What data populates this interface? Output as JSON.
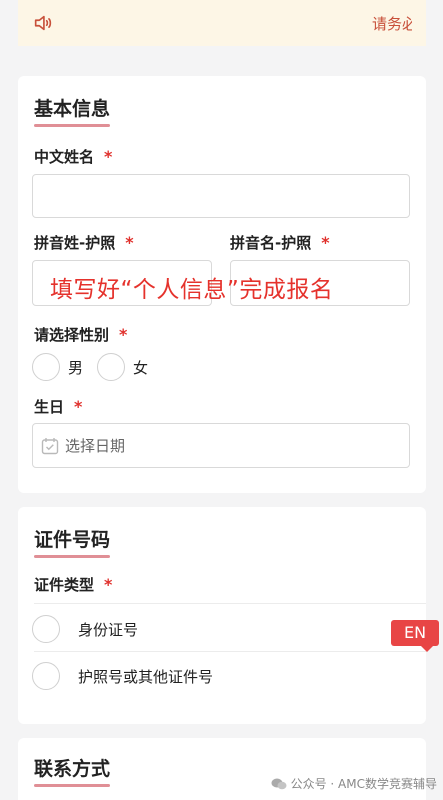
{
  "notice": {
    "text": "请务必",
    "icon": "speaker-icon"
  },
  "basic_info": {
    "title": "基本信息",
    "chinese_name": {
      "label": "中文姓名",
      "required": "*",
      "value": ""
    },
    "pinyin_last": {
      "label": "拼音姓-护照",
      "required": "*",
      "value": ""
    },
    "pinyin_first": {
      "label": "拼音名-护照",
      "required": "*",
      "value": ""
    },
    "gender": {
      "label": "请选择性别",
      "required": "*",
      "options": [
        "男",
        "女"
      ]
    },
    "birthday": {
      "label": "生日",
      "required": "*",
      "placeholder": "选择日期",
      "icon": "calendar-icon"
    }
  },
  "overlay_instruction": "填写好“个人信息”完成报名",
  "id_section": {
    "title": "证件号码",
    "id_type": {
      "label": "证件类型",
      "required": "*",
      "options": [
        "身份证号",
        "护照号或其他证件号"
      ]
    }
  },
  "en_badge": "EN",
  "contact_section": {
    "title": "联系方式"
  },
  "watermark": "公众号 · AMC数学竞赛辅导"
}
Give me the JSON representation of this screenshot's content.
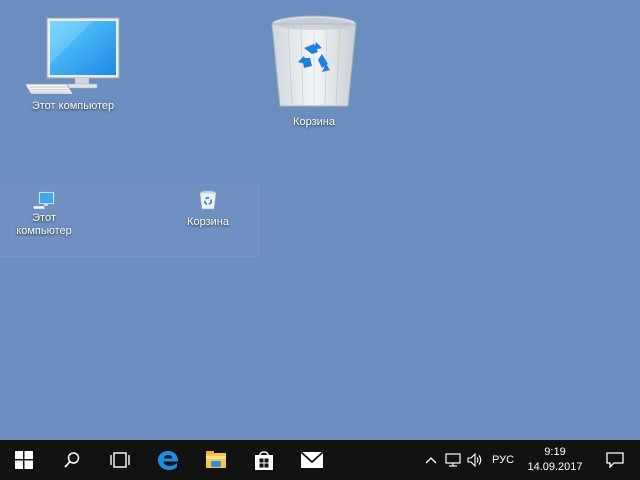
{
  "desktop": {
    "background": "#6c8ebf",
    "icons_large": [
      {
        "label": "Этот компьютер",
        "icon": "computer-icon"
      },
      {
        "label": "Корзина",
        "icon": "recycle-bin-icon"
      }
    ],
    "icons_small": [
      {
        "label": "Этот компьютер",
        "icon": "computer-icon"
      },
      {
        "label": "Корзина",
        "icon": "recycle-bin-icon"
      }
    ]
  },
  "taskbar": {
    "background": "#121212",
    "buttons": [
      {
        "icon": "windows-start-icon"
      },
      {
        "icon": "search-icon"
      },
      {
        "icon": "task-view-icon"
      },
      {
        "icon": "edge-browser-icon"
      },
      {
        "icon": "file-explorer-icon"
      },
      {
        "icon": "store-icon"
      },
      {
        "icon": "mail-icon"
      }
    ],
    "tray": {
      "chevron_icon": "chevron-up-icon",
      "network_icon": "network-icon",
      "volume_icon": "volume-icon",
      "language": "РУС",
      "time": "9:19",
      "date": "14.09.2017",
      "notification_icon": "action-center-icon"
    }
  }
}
════════════════════
Retype exactly, and only, the lines from the one containing "Give me the" through the end of the material, leaving aside every picture.

▶ **Expected answer**:
Give me the JSON representation of this screenshot's content.
{
  "desktop": {
    "background": "#6c8ebf",
    "icons_large": [
      {
        "label": "Этот компьютер",
        "icon": "computer-icon"
      },
      {
        "label": "Корзина",
        "icon": "recycle-bin-icon"
      }
    ],
    "icons_small": [
      {
        "label": "Этот компьютер",
        "icon": "computer-icon"
      },
      {
        "label": "Корзина",
        "icon": "recycle-bin-icon"
      }
    ]
  },
  "taskbar": {
    "background": "#121212",
    "buttons": [
      {
        "icon": "windows-start-icon"
      },
      {
        "icon": "search-icon"
      },
      {
        "icon": "task-view-icon"
      },
      {
        "icon": "edge-browser-icon"
      },
      {
        "icon": "file-explorer-icon"
      },
      {
        "icon": "store-icon"
      },
      {
        "icon": "mail-icon"
      }
    ],
    "tray": {
      "chevron_icon": "chevron-up-icon",
      "network_icon": "network-icon",
      "volume_icon": "volume-icon",
      "language": "РУС",
      "time": "9:19",
      "date": "14.09.2017",
      "notification_icon": "action-center-icon"
    }
  }
}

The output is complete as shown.